2008-12-19 Thread Peter Miller

On 19 Dec 2008, at 21:45, Frederik Ramm wrote:

> Hi,
>
> Chris Hill wrote:
>> Is it too late to ban anonymous edits in API 0.6?
[snip]
>
> And of course it is a matter of building consensus. Last time we
> discussed the issue, an (IMHO) overwhelming majority were in favour of
> banning anonymous edits but among those wo said let's keep the  
> practice
> was the founder of the project & chairman of OSMF so the discussion
> fizzled somewhat ;-)
>
I was not aware that the change had not gone through. I though  
anonymous edits were banned. already So all those edits by   
on OSM Mapper are a random selection of unidentified contributors?

I have just checked - yesterday  has fiddled with layering in  
Suffolk (layer=-1 etc), altered the coastline up near Great Yarmouth  
and fiddled a bit with the A12. A new way with the message 'FIXME  
previously unwayed segment' has been entered!

Can I have a button to nuke all of that session please?

A total of 321 ways have had there last edits made by  in  
Suffolk/East Cambs, South Norfolk North Esses area.

Also, I wonder how we contact them to see if they agree to the new  
licence - Do we have to strip it out or what - That is a good question  
for the legal-questions wiki page 
(http://wiki.openstreetmap.org/wiki/Open_Data_License/Open_Issues 
) - If they don't what happens to content derived from their work?

+===+

▶ [Requirement 1]: Reproduce the passage of the thread on anonymous edits from "I have just" to "that session please?", renaming "Great Yarmouth" as "Lowestoft".
▶ [Requirement 2]: In the thread on anonymous edits, what message was attached to the new way that was entered?
The records that follow have nothing to do with the thread on anonymous edits.

+===+

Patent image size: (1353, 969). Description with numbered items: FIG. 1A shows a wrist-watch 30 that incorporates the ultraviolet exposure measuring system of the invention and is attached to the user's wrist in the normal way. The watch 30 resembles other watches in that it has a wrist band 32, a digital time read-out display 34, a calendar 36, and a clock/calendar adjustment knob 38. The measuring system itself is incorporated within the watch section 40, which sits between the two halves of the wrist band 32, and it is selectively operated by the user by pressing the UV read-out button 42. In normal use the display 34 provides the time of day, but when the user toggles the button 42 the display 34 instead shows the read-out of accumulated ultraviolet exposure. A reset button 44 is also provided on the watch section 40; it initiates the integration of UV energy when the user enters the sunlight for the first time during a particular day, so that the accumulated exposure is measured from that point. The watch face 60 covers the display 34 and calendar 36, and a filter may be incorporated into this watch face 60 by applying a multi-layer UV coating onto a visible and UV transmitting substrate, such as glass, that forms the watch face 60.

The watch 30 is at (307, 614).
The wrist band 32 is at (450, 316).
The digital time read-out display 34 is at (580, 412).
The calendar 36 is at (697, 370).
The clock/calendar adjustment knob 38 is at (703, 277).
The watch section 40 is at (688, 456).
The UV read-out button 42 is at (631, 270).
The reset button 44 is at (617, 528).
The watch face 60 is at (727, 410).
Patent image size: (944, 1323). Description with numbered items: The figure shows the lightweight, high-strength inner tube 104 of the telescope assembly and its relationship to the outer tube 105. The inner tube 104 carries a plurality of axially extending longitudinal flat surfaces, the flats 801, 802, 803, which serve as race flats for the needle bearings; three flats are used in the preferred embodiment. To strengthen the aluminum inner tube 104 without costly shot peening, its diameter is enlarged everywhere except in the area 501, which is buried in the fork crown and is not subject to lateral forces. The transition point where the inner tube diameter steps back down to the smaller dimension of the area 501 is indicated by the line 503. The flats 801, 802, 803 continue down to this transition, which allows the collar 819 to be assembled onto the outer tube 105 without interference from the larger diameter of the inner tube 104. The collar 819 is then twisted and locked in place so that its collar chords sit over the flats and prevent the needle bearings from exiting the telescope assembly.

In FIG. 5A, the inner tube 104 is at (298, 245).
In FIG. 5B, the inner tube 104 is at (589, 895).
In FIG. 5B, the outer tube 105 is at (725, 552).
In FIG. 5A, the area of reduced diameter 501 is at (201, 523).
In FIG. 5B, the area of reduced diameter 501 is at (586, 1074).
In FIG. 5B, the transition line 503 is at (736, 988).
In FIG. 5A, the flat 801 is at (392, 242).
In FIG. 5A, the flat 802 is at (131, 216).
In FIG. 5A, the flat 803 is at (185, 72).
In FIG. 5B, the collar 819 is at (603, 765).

+===+

▶ [Worked answer 1]:
I have just checked - yesterday  has fiddled with layering in  
Suffolk (layer=-1 etc), altered the coastline up near Lowestoft  
and fiddled a bit with the A12. A new way with the message 'FIXME  
previously unwayed segment' has been entered!

Can I have a button to nuke all of that session please?

▶ [Worked answer 2]: 'FIXME previously unwayed segment'